Work to do: Go through the material below and copy each line where the word "icon" appears.
==================================================
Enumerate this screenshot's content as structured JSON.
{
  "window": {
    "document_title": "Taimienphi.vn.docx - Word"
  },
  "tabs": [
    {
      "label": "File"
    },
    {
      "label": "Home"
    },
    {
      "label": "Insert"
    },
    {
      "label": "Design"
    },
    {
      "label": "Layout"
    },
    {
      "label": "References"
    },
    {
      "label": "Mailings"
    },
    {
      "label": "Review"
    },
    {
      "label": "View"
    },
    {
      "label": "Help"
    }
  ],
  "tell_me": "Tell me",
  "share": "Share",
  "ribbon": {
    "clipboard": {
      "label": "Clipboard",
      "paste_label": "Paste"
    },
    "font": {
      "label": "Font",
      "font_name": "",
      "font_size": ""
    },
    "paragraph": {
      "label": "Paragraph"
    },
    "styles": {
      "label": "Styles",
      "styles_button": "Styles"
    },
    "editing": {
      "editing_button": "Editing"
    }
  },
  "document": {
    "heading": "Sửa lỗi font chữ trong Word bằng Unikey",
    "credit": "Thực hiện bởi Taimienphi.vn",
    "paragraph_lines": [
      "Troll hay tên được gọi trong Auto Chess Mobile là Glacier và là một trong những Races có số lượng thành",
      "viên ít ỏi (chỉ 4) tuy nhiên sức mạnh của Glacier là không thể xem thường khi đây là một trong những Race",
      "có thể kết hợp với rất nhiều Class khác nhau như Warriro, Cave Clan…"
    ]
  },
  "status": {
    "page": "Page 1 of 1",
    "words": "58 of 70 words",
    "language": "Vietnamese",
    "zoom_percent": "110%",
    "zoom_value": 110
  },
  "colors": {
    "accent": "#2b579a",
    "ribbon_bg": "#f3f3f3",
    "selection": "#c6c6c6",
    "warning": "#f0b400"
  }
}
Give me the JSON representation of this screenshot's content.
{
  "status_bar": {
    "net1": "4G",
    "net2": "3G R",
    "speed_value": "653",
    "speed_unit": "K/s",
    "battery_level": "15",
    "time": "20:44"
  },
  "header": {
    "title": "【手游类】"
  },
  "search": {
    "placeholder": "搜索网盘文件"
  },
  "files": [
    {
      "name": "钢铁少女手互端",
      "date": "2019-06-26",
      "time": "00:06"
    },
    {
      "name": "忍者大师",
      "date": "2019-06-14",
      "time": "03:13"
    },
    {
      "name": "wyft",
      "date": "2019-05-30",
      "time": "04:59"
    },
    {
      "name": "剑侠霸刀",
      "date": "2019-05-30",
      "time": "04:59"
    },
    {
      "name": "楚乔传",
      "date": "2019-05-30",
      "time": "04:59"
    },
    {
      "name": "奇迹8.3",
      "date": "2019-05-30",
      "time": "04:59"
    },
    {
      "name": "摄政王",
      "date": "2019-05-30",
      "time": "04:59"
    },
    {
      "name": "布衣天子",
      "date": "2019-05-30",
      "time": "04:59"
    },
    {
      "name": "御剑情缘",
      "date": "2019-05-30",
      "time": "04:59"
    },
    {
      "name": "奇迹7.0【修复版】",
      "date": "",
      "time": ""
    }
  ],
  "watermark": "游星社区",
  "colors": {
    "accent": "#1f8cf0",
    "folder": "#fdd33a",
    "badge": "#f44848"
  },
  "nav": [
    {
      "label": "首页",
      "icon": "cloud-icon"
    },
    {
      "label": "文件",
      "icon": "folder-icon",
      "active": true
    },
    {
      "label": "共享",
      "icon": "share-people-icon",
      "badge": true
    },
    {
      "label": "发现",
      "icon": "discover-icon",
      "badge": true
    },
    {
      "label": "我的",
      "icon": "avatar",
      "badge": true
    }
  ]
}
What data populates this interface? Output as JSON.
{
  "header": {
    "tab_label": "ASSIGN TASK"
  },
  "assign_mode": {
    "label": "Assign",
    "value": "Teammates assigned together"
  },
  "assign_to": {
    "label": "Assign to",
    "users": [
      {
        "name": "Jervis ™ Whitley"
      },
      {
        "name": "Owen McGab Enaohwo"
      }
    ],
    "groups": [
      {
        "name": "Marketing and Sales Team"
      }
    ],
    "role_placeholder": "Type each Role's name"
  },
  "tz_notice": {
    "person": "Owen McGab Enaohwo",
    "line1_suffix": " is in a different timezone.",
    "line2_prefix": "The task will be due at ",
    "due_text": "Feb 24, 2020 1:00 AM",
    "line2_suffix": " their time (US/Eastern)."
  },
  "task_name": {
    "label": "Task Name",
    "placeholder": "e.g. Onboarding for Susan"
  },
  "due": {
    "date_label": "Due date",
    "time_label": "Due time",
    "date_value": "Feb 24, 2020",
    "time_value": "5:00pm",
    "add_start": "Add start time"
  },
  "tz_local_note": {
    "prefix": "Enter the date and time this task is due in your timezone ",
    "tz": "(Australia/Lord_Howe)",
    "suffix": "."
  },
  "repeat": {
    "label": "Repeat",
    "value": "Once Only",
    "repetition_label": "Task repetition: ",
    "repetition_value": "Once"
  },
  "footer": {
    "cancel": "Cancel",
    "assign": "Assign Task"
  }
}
==================================================
Exercise solution:
      "icon": "cloud-icon"
      "icon": "folder-icon",
      "icon": "share-people-icon",
      "icon": "discover-icon",
      "icon": "avatar",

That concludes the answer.